======== Records for this task
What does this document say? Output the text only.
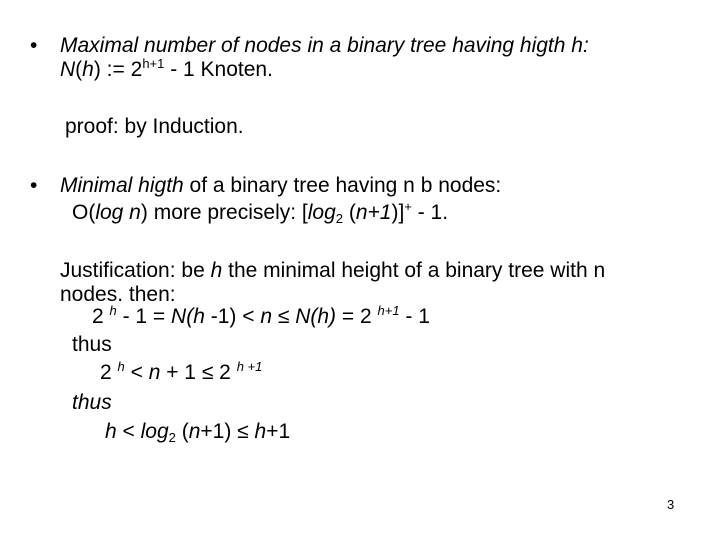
• Maximal number of nodes in a binary tree having higth h:
N(h) := $2^{h+1} - 1$ Knoten.
proof: by Induction.
• Minimal higth of a binary tree having n b nodes:
O(log n) more precisely: [$\log_2$ (n+1)]+ - 1.
Justification: be h the minimal height of a binary tree with n
nodes. then:
2 $^h$ - 1 = N(h -1) < n ≤ N(h) = 2 $^{h+1}$ - 1
thus
2 $^h$ < n + 1 ≤ 2 $^{h +1}$
thus
$h < \log_2 (n+1) \le h+1$
3
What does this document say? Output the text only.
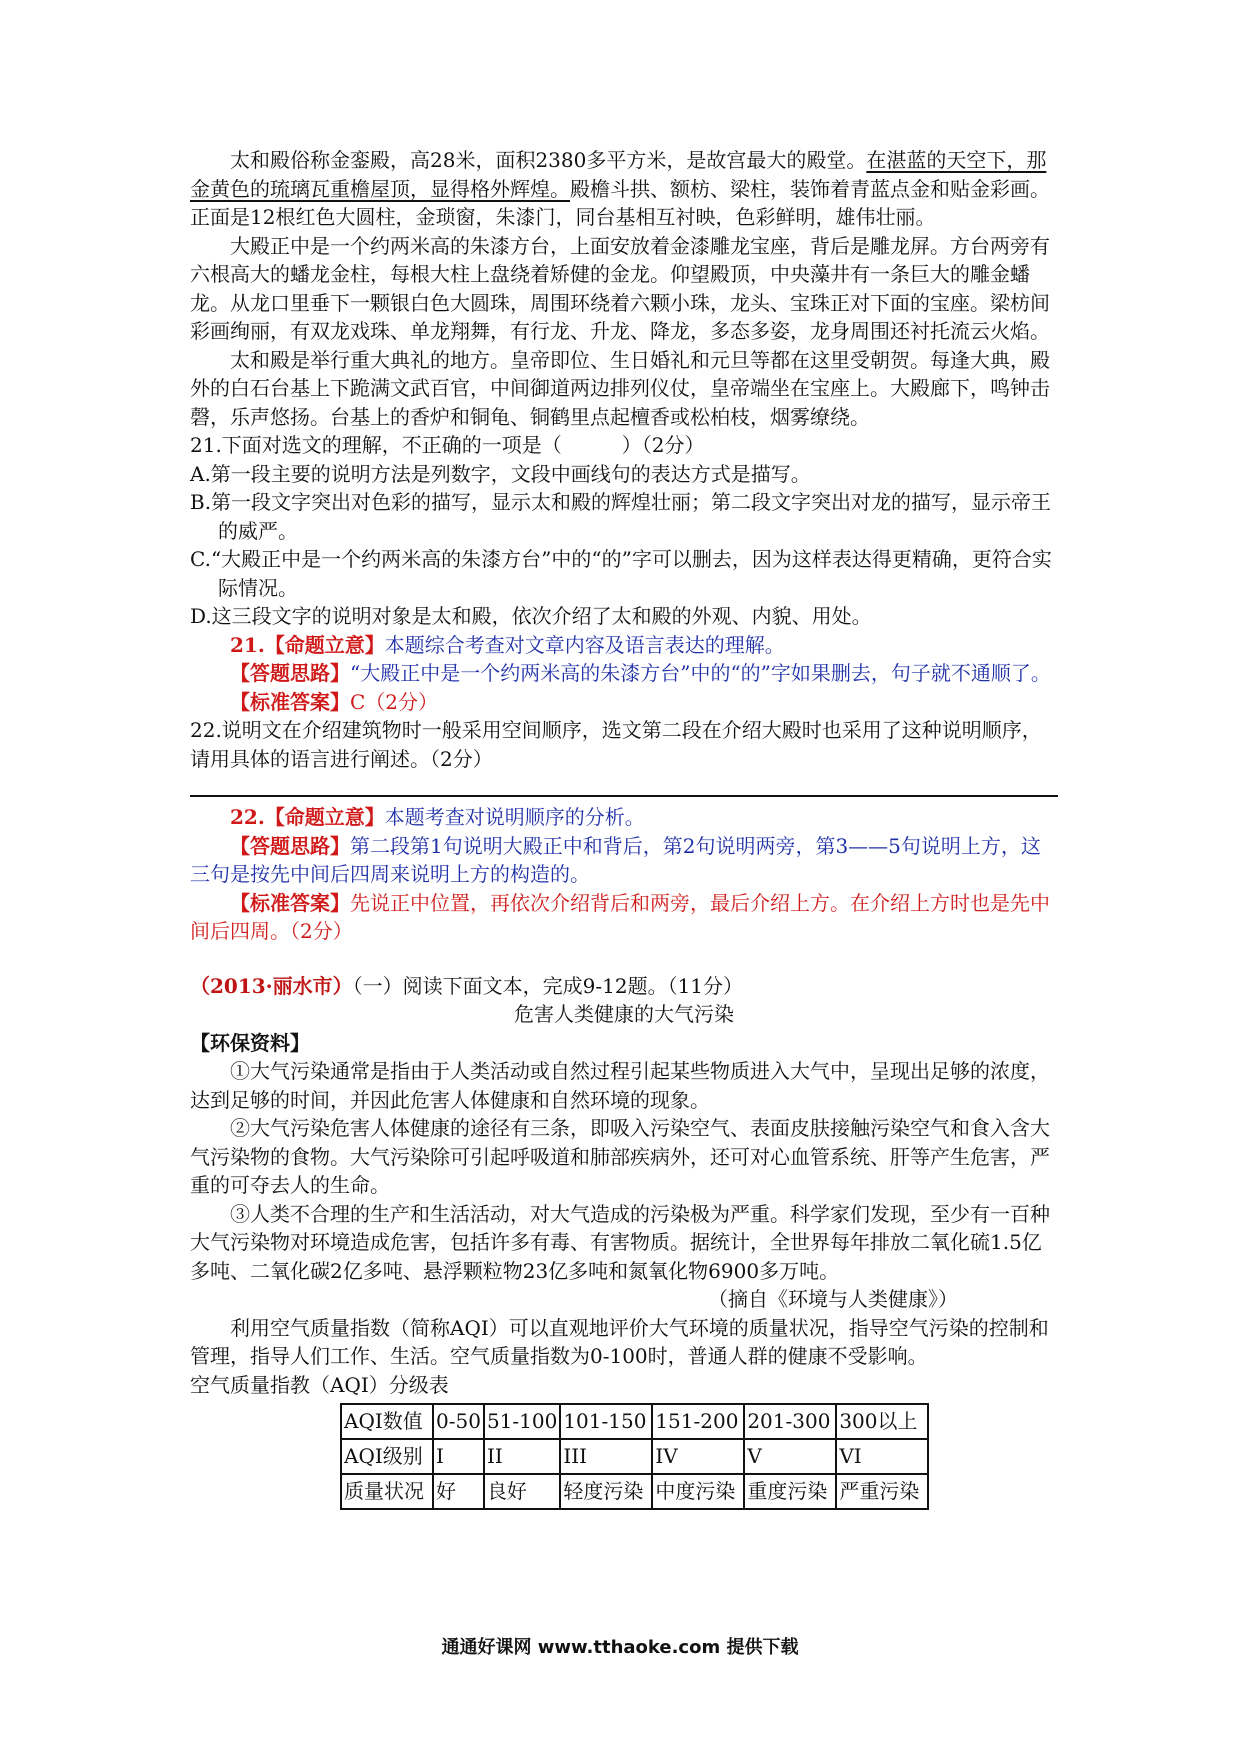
太和殿俗称金銮殿，高28米，面积2380多平方米，是故宫最大的殿堂。在湛蓝的天空下，那金黄色的琉璃瓦重檐屋顶，显得格外辉煌。殿檐斗拱、额枋、梁柱，装饰着青蓝点金和贴金彩画。正面是12根红色大圆柱，金琐窗，朱漆门，同台基相互衬映，色彩鲜明，雄伟壮丽。

大殿正中是一个约两米高的朱漆方台，上面安放着金漆雕龙宝座，背后是雕龙屏。方台两旁有六根高大的蟠龙金柱，每根大柱上盘绕着矫健的金龙。仰望殿顶，中央藻井有一条巨大的雕金蟠龙。从龙口里垂下一颗银白色大圆珠，周围环绕着六颗小珠，龙头、宝珠正对下面的宝座。梁枋间彩画绚丽，有双龙戏珠、单龙翔舞，有行龙、升龙、降龙，多态多姿，龙身周围还衬托流云火焰。

太和殿是举行重大典礼的地方。皇帝即位、生日婚礼和元旦等都在这里受朝贺。每逢大典，殿外的白石台基上下跪满文武百官，中间御道两边排列仪仗，皇帝端坐在宝座上。大殿廊下，鸣钟击磬，乐声悠扬。台基上的香炉和铜龟、铜鹤里点起檀香或松柏枝，烟雾缭绕。

21.下面对选文的理解，不正确的一项是（　　　）（2分）

A.第一段主要的说明方法是列数字，文段中画线句的表达方式是描写。

B.第一段文字突出对色彩的描写，显示太和殿的辉煌壮丽；第二段文字突出对龙的描写，显示帝王的威严。

C.“大殿正中是一个约两米高的朱漆方台”中的“的”字可以删去，因为这样表达得更精确，更符合实际情况。

D.这三段文字的说明对象是太和殿，依次介绍了太和殿的外观、内貌、用处。

21.【命题立意】本题综合考查对文章内容及语言表达的理解。

【答题思路】“大殿正中是一个约两米高的朱漆方台”中的“的”字如果删去，句子就不通顺了。

【标准答案】C（2分）

22.说明文在介绍建筑物时一般采用空间顺序，选文第二段在介绍大殿时也采用了这种说明顺序，请用具体的语言进行阐述。（2分）

22.【命题立意】本题考查对说明顺序的分析。

【答题思路】第二段第1句说明大殿正中和背后，第2句说明两旁，第3——5句说明上方，这三句是按先中间后四周来说明上方的构造的。

【标准答案】先说正中位置，再依次介绍背后和两旁，最后介绍上方。在介绍上方时也是先中间后四周。（2分）

（2013·丽水市）（一）阅读下面文本，完成9-12题。（11分）

危害人类健康的大气污染

【环保资料】

①大气污染通常是指由于人类活动或自然过程引起某些物质进入大气中，呈现出足够的浓度，达到足够的时间，并因此危害人体健康和自然环境的现象。

②大气污染危害人体健康的途径有三条，即吸入污染空气、表面皮肤接触污染空气和食入含大气污染物的食物。大气污染除可引起呼吸道和肺部疾病外，还可对心血管系统、肝等产生危害，严重的可夺去人的生命。

③人类不合理的生产和生活活动，对大气造成的污染极为严重。科学家们发现，至少有一百种大气污染物对环境造成危害，包括许多有毒、有害物质。据统计，全世界每年排放二氧化硫1.5亿多吨、二氧化碳2亿多吨、悬浮颗粒物23亿多吨和氮氧化物6900多万吨。

（摘自《环境与人类健康》）

利用空气质量指数（简称AQI）可以直观地评价大气环境的质量状况，指导空气污染的控制和管理，指导人们工作、生活。空气质量指数为0-100时，普通人群的健康不受影响。

空气质量指教（AQI）分级表

AQI数值	0-50	51-100	101-150	151-200	201-300	300以上
AQI级别	I	II	III	IV	V	VI
质量状况	好	良好	轻度污染	中度污染	重度污染	严重污染
通通好课网 www.tthaoke.com 提供下载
================
» **What you have to do**
Copy every line of the material in which the word "having" occurs.

» **Complete response**
• Maximal number of nodes in a binary tree having higth h:
• Minimal higth of a binary tree having n b nodes:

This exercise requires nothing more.